> The request
Copy the material that follows word for word and omit its pictures.

[Data records]
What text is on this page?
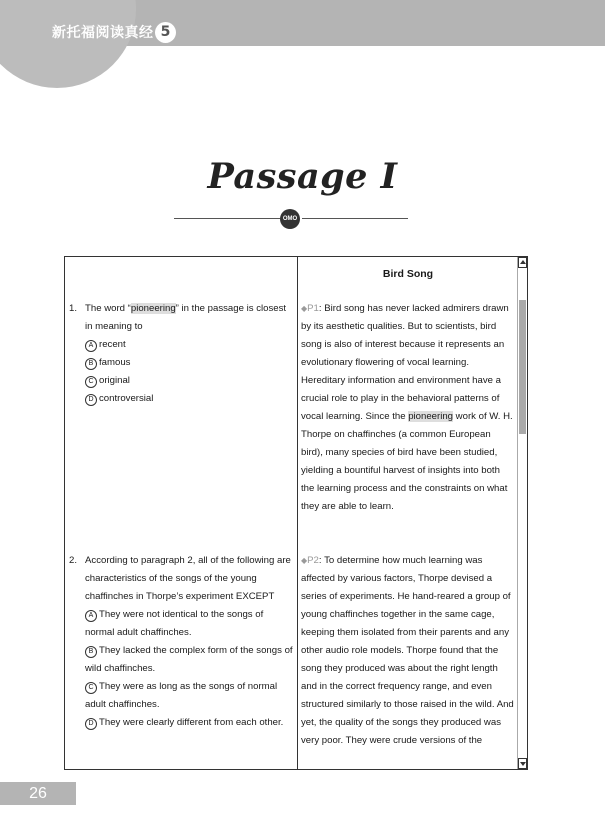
新托福阅读真经 5
Passage I
OMO
1. The word “pioneering” in the passage is closest in meaning to
A recent
B famous
C original
D controversial
2. According to paragraph 2, all of the following are characteristics of the songs of the young chaffinches in Thorpe’s experiment EXCEPT
A They were not identical to the songs of normal adult chaffinches.
B They lacked the complex form of the songs of wild chaffinches.
C They were as long as the songs of normal adult chaffinches.
D They were clearly different from each other.
Bird Song
◆P1: Bird song has never lacked admirers drawn by its aesthetic qualities. But to scientists, bird song is also of interest because it represents an evolutionary flowering of vocal learning. Hereditary information and environment have a crucial role to play in the behavioral patterns of vocal learning. Since the pioneering work of W. H. Thorpe on chaffinches (a common European bird), many species of bird have been studied, yielding a bountiful harvest of insights into both the learning process and the constraints on what they are able to learn.
◆P2: To determine how much learning was affected by various factors, Thorpe devised a series of experiments. He hand-reared a group of young chaffinches together in the same cage, keeping them isolated from their parents and any other audio role models. Thorpe found that the song they produced was about the right length and in the correct frequency range, and even structured similarly to those raised in the wild. And yet, the quality of the songs they produced was very poor. They were crude versions of the
26
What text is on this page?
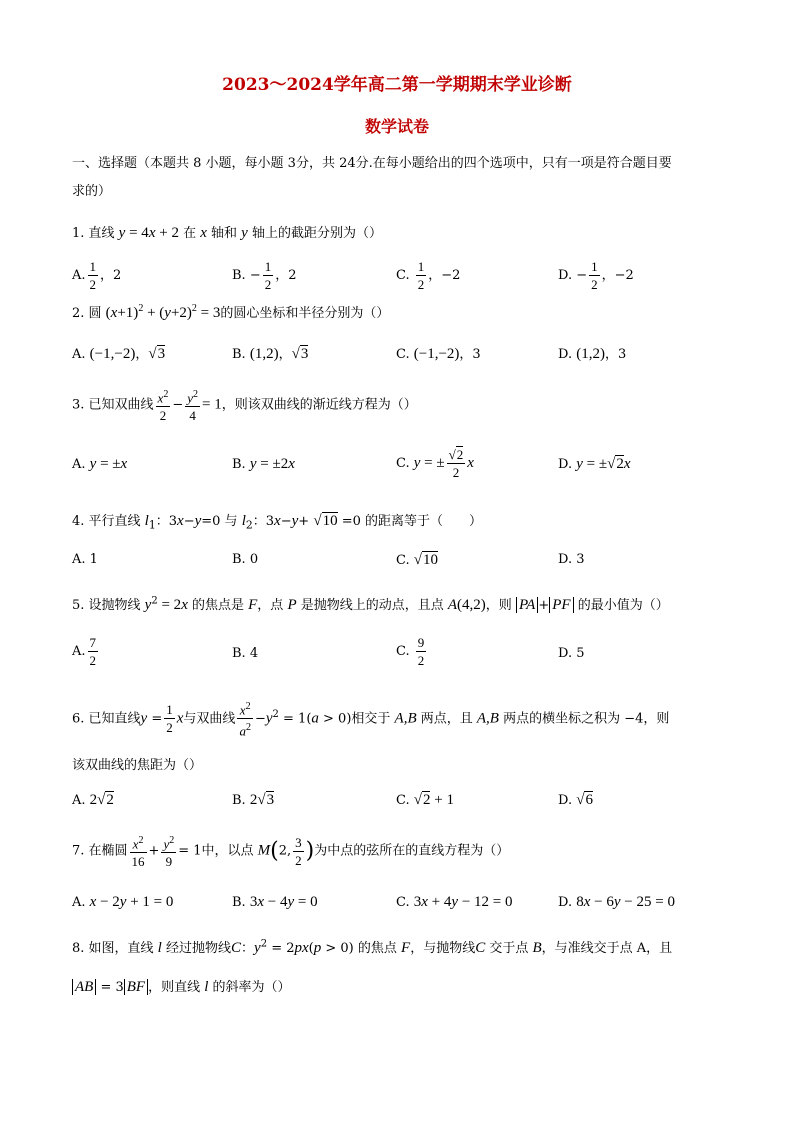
2023～2024学年高二第一学期期末学业诊断
数学试卷
一、选择题（本题共 8 小题，每小题 3分，共 24分.在每小题给出的四个选项中，只有一项是符合题目要
求的）
1. 直线 y = 4x + 2 在 x 轴和 y 轴上的截距分别为（）
A. $\frac{1}{2}$ ，2	B. − $\frac{1}{2}$ ，2	C. $\frac{1}{2}$ ，−2	D. − $\frac{1}{2}$ ，−2
2. 圆 $(x+1)^2 + (y+2)^2 = 3$的圆心坐标和半径分别为（）
A. (−1,−2)，√3	B. (1,2)，√3	C. (−1,−2)，3	D. (1,2)，3
3. 已知双曲线 $\frac{x^2}{2} - \frac{y^2}{4} = 1$，则该双曲线的渐近线方程为（）
A. y = ±x	B. y = ±2x	C. y = ± $\frac{√2}{2}$ x	D. y = ±√2x
4. 平行直线 $l_1$：3x−y=0 与 $l_2$：3x−y+ √10 =0 的距离等于（　　）
A. 1	B. 0	C. √10	D. 3
5. 设抛物线 $y^2 = 2x$ 的焦点是 F，点 P 是抛物线上的动点，且点 A(4,2)，则 PA + PF 的最小值为（）
A. $\frac{7}{2}$	B. 4	C. $\frac{9}{2}$	D. 5
6. 已知直线$y = \frac{1}{2}$ x与双曲线 $\frac{x^2}{a^2} -y^2 = 1(a > 0)$相交于 A,B 两点，且 A,B 两点的横坐标之积为 −4，则
该双曲线的焦距为（）
A. 2√2	B. 2√3	C. √2 + 1	D. √6
7. 在椭圆 $\frac{x^2}{16} + \frac{y^2}{9} = 1$中，以点 M(2, $\frac{3}{2}$ )为中点的弦所在的直线方程为（）
A. x − 2y + 1 = 0	B. 3x − 4y = 0	C. 3x + 4y − 12 = 0	D. 8x − 6y − 25 = 0
8. 如图，直线 l 经过抛物线C：$y^2 = 2px(p > 0)$ 的焦点 F，与抛物线C 交于点 B，与准线交于点 A，且
AB = 3 BF ，则直线 l 的斜率为（）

> Solved problem
What text is on this page?
新托福阅读真经 5
Passage I
OMO
1. The word “pioneering” in the passage is closest in meaning to
A recent
B famous
C original
D controversial
2. According to paragraph 2, all of the following are characteristics of the songs of the young chaffinches in Thorpe’s experiment EXCEPT
A They were not identical to the songs of normal adult chaffinches.
B They lacked the complex form of the songs of wild chaffinches.
C They were as long as the songs of normal adult chaffinches.
D They were clearly different from each other.
Bird Song
◆P1: Bird song has never lacked admirers drawn by its aesthetic qualities. But to scientists, bird song is also of interest because it represents an evolutionary flowering of vocal learning. Hereditary information and environment have a crucial role to play in the behavioral patterns of vocal learning. Since the pioneering work of W. H. Thorpe on chaffinches (a common European bird), many species of bird have been studied, yielding a bountiful harvest of insights into both the learning process and the constraints on what they are able to learn.
◆P2: To determine how much learning was affected by various factors, Thorpe devised a series of experiments. He hand-reared a group of young chaffinches together in the same cage, keeping them isolated from their parents and any other audio role models. Thorpe found that the song they produced was about the right length and in the correct frequency range, and even structured similarly to those raised in the wild. And yet, the quality of the songs they produced was very poor. They were crude versions of the
26
What text is on this page?
2023～2024学年高二第一学期期末学业诊断
数学试卷
一、选择题（本题共 8 小题，每小题 3分，共 24分.在每小题给出的四个选项中，只有一项是符合题目要
求的）
1. 直线 y = 4x + 2 在 x 轴和 y 轴上的截距分别为（）
A. $\frac{1}{2}$ ，2	B. − $\frac{1}{2}$ ，2	C. $\frac{1}{2}$ ，−2	D. − $\frac{1}{2}$ ，−2
2. 圆 $(x+1)^2 + (y+2)^2 = 3$的圆心坐标和半径分别为（）
A. (−1,−2)，√3	B. (1,2)，√3	C. (−1,−2)，3	D. (1,2)，3
3. 已知双曲线 $\frac{x^2}{2} - \frac{y^2}{4} = 1$，则该双曲线的渐近线方程为（）
A. y = ±x	B. y = ±2x	C. y = ± $\frac{√2}{2}$ x	D. y = ±√2x
4. 平行直线 $l_1$：3x−y=0 与 $l_2$：3x−y+ √10 =0 的距离等于（　　）
A. 1	B. 0	C. √10	D. 3
5. 设抛物线 $y^2 = 2x$ 的焦点是 F，点 P 是抛物线上的动点，且点 A(4,2)，则 PA + PF 的最小值为（）
A. $\frac{7}{2}$	B. 4	C. $\frac{9}{2}$	D. 5
6. 已知直线$y = \frac{1}{2}$ x与双曲线 $\frac{x^2}{a^2} -y^2 = 1(a > 0)$相交于 A,B 两点，且 A,B 两点的横坐标之积为 −4，则
该双曲线的焦距为（）
A. 2√2	B. 2√3	C. √2 + 1	D. √6
7. 在椭圆 $\frac{x^2}{16} + \frac{y^2}{9} = 1$中，以点 M(2, $\frac{3}{2}$ )为中点的弦所在的直线方程为（）
A. x − 2y + 1 = 0	B. 3x − 4y = 0	C. 3x + 4y − 12 = 0	D. 8x − 6y − 25 = 0
8. 如图，直线 l 经过抛物线C：$y^2 = 2px(p > 0)$ 的焦点 F，与抛物线C 交于点 B，与准线交于点 A，且
AB = 3 BF ，则直线 l 的斜率为（）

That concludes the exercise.